[Rows from a figure dataset]
####################

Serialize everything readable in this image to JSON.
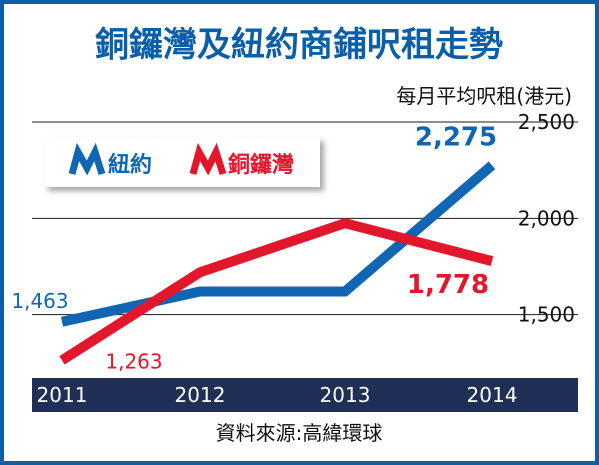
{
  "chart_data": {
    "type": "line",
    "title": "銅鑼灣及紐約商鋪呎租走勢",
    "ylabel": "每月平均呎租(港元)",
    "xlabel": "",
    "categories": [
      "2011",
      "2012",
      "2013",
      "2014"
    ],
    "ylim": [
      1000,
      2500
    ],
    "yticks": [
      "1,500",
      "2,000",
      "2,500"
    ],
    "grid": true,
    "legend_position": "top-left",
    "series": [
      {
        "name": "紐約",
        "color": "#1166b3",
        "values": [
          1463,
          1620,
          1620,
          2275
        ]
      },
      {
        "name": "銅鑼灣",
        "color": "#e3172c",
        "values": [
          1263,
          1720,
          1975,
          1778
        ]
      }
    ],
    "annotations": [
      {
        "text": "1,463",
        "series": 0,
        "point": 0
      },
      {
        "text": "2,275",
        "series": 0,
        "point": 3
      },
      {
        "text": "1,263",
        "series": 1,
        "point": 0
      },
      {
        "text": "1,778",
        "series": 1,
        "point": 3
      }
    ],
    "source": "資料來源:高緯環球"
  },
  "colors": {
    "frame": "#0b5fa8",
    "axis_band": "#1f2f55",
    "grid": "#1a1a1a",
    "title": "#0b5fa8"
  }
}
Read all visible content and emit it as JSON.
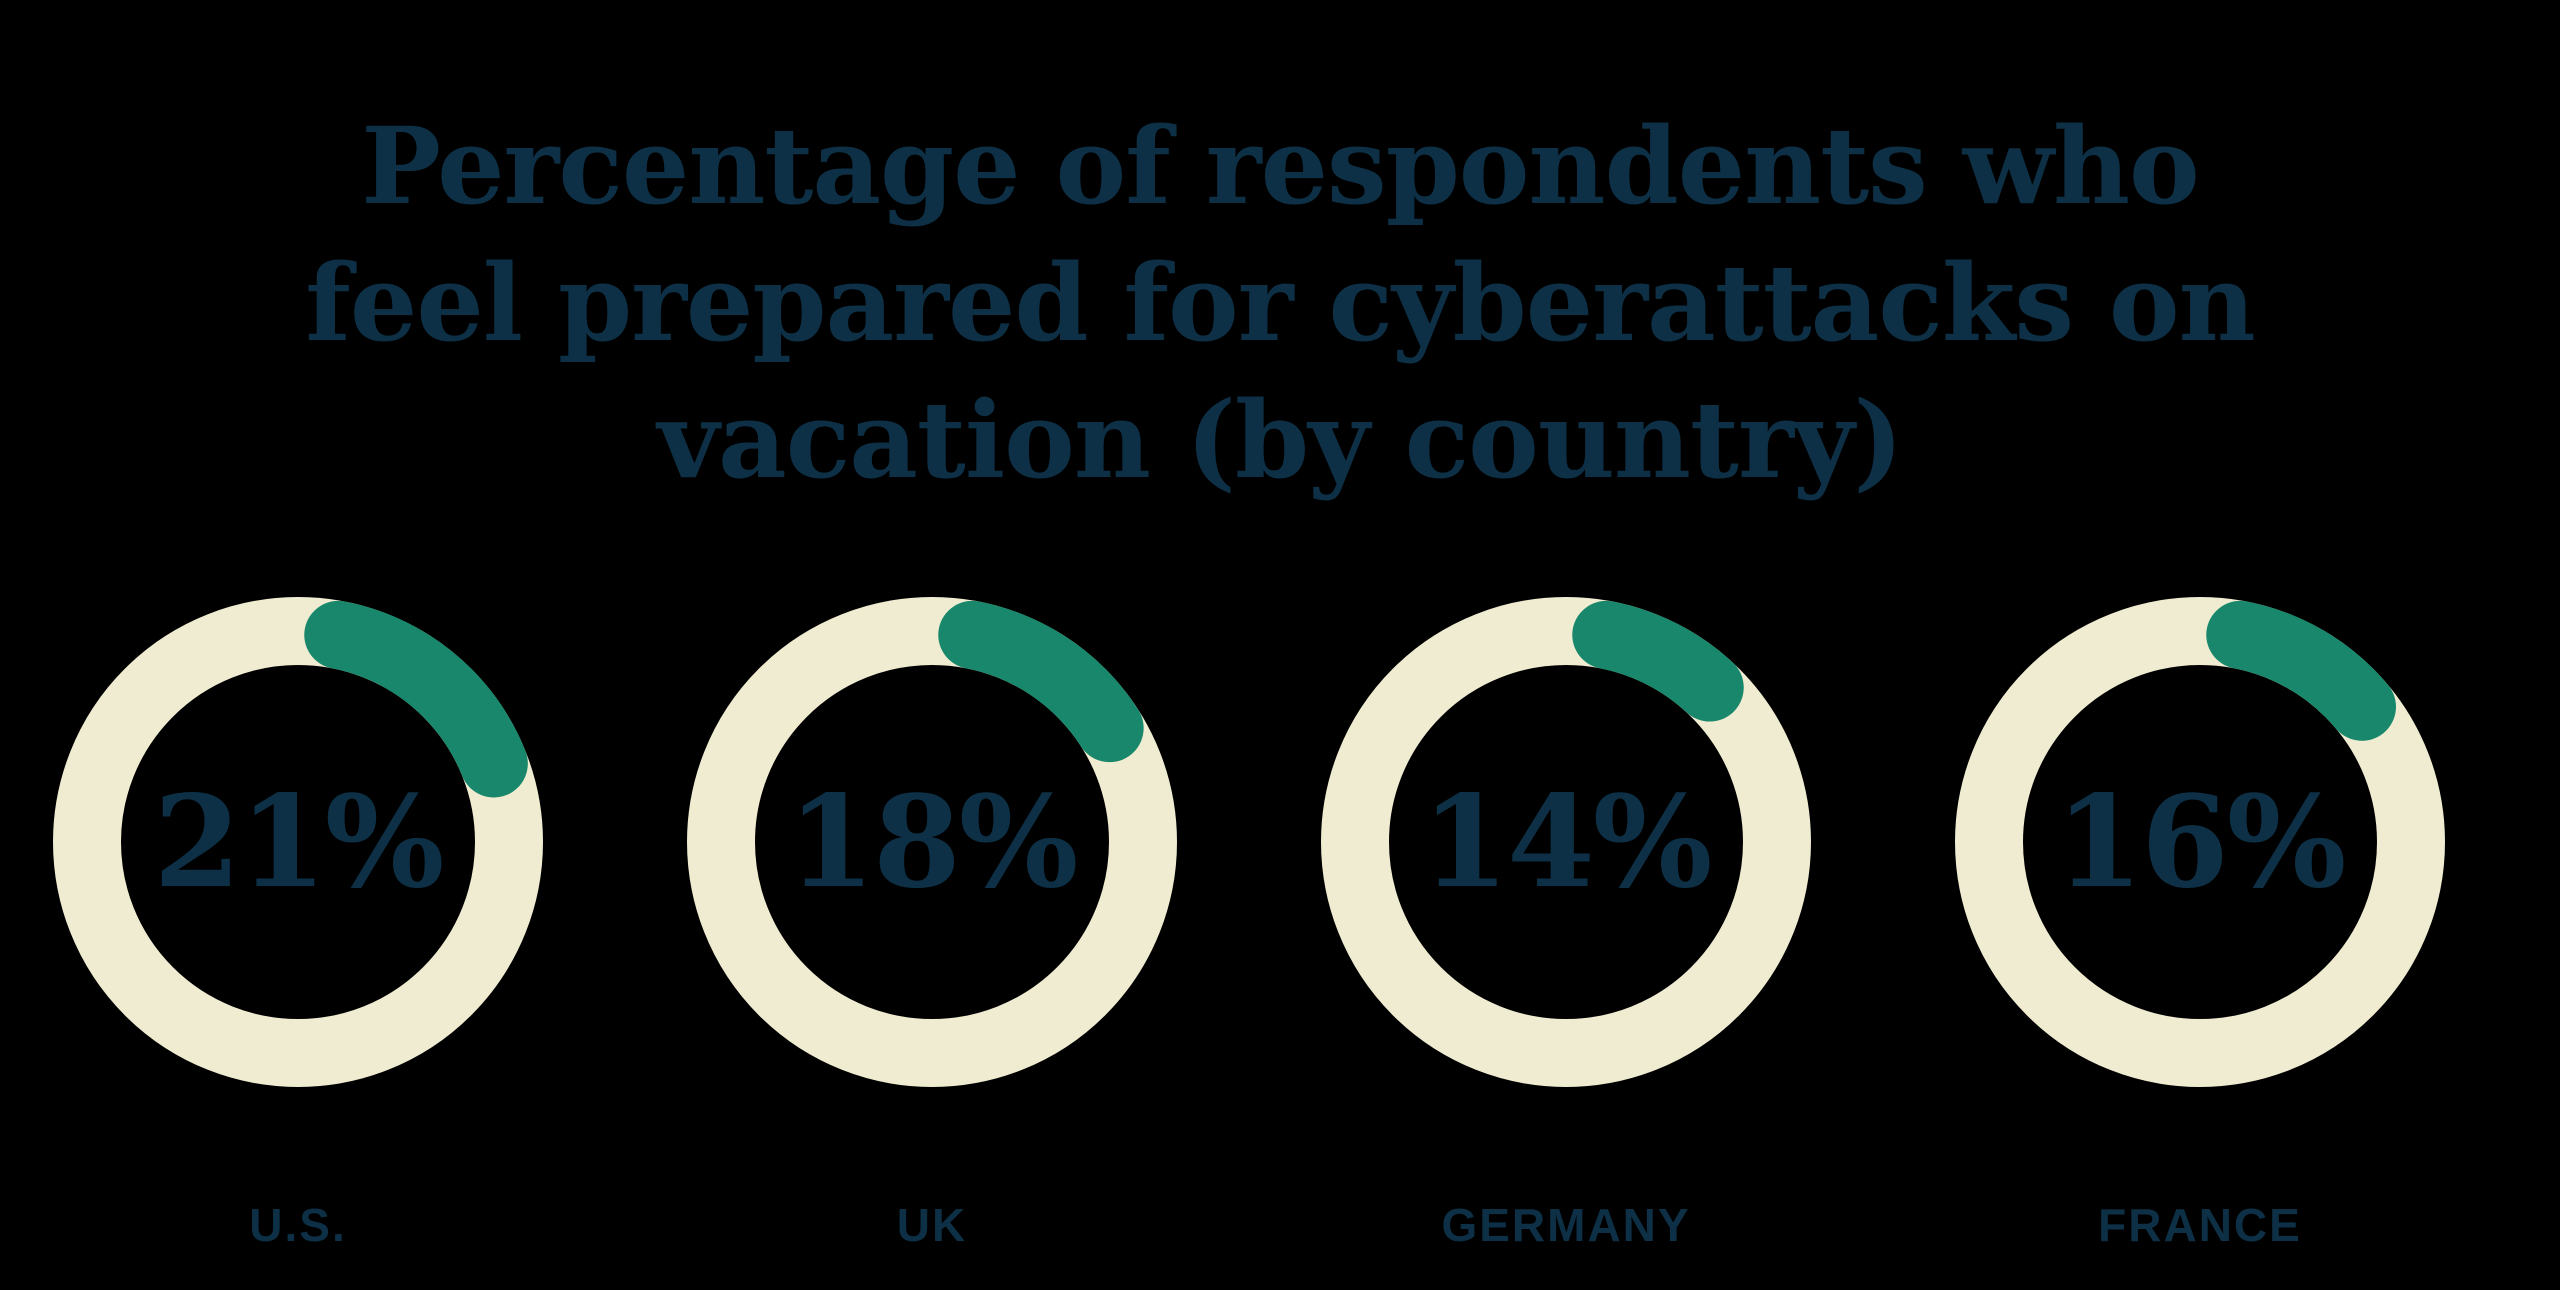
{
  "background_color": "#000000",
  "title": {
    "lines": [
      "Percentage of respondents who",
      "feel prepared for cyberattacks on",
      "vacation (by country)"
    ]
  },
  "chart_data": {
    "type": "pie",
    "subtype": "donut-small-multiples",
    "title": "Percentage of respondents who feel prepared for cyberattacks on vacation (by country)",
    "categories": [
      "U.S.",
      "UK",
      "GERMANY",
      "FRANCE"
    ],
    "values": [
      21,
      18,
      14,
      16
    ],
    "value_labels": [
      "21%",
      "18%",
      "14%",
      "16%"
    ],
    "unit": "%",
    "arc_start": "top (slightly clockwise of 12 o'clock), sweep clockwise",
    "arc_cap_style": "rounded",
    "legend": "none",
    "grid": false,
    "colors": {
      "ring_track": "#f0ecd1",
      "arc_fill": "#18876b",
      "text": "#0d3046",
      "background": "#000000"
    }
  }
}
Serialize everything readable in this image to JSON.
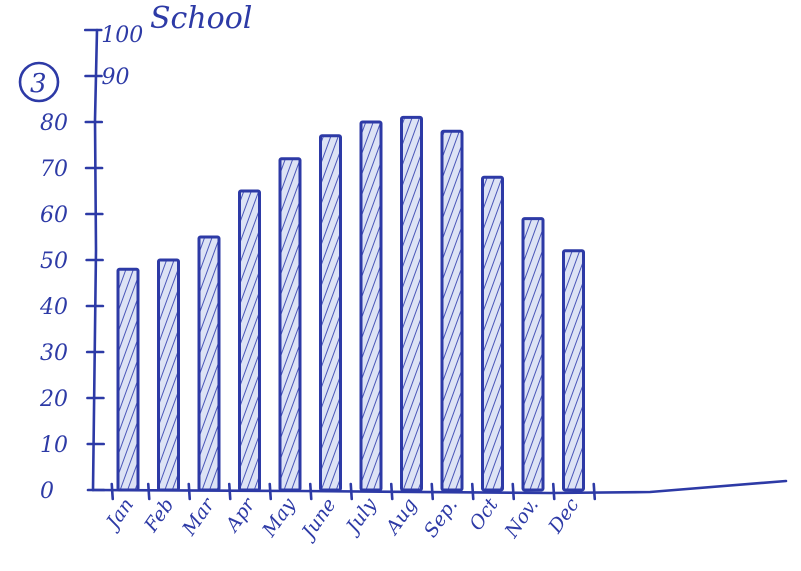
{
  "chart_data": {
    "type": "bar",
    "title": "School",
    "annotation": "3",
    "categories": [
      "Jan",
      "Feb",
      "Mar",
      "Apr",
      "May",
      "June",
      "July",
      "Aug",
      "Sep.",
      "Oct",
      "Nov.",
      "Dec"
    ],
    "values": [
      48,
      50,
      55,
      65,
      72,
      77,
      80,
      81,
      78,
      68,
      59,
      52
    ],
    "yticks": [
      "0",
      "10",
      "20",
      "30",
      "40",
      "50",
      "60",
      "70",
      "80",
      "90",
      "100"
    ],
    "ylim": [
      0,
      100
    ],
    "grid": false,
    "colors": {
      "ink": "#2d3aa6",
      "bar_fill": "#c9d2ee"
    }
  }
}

####################

Directive
Copy each line of the records precisely and drop any images they hold.

Exercise solution
Serialize everything readable in this image to JSON.
{
  "chart_data": {
    "type": "line",
    "title": "銅鑼灣及紐約商鋪呎租走勢",
    "ylabel": "每月平均呎租(港元)",
    "xlabel": "",
    "categories": [
      "2011",
      "2012",
      "2013",
      "2014"
    ],
    "ylim": [
      1000,
      2500
    ],
    "yticks": [
      "1,500",
      "2,000",
      "2,500"
    ],
    "grid": true,
    "legend_position": "top-left",
    "series": [
      {
        "name": "紐約",
        "color": "#1166b3",
        "values": [
          1463,
          1620,
          1620,
          2275
        ]
      },
      {
        "name": "銅鑼灣",
        "color": "#e3172c",
        "values": [
          1263,
          1720,
          1975,
          1778
        ]
      }
    ],
    "annotations": [
      {
        "text": "1,463",
        "series": 0,
        "point": 0
      },
      {
        "text": "2,275",
        "series": 0,
        "point": 3
      },
      {
        "text": "1,263",
        "series": 1,
        "point": 0
      },
      {
        "text": "1,778",
        "series": 1,
        "point": 3
      }
    ],
    "source": "資料來源:高緯環球"
  },
  "colors": {
    "frame": "#0b5fa8",
    "axis_band": "#1f2f55",
    "grid": "#1a1a1a",
    "title": "#0b5fa8"
  }
}
Read all visible content and emit it as JSON.
{
  "background_color": "#000000",
  "title": {
    "lines": [
      "Percentage of respondents who",
      "feel prepared for cyberattacks on",
      "vacation (by country)"
    ]
  },
  "chart_data": {
    "type": "pie",
    "subtype": "donut-small-multiples",
    "title": "Percentage of respondents who feel prepared for cyberattacks on vacation (by country)",
    "categories": [
      "U.S.",
      "UK",
      "GERMANY",
      "FRANCE"
    ],
    "values": [
      21,
      18,
      14,
      16
    ],
    "value_labels": [
      "21%",
      "18%",
      "14%",
      "16%"
    ],
    "unit": "%",
    "arc_start": "top (slightly clockwise of 12 o'clock), sweep clockwise",
    "arc_cap_style": "rounded",
    "legend": "none",
    "grid": false,
    "colors": {
      "ring_track": "#f0ecd1",
      "arc_fill": "#18876b",
      "text": "#0d3046",
      "background": "#000000"
    }
  }
}
Serialize everything readable in this image to JSON.
{
  "chart_data": {
    "type": "bar",
    "title": "School",
    "annotation": "3",
    "categories": [
      "Jan",
      "Feb",
      "Mar",
      "Apr",
      "May",
      "June",
      "July",
      "Aug",
      "Sep.",
      "Oct",
      "Nov.",
      "Dec"
    ],
    "values": [
      48,
      50,
      55,
      65,
      72,
      77,
      80,
      81,
      78,
      68,
      59,
      52
    ],
    "yticks": [
      "0",
      "10",
      "20",
      "30",
      "40",
      "50",
      "60",
      "70",
      "80",
      "90",
      "100"
    ],
    "ylim": [
      0,
      100
    ],
    "grid": false,
    "colors": {
      "ink": "#2d3aa6",
      "bar_fill": "#c9d2ee"
    }
  }
}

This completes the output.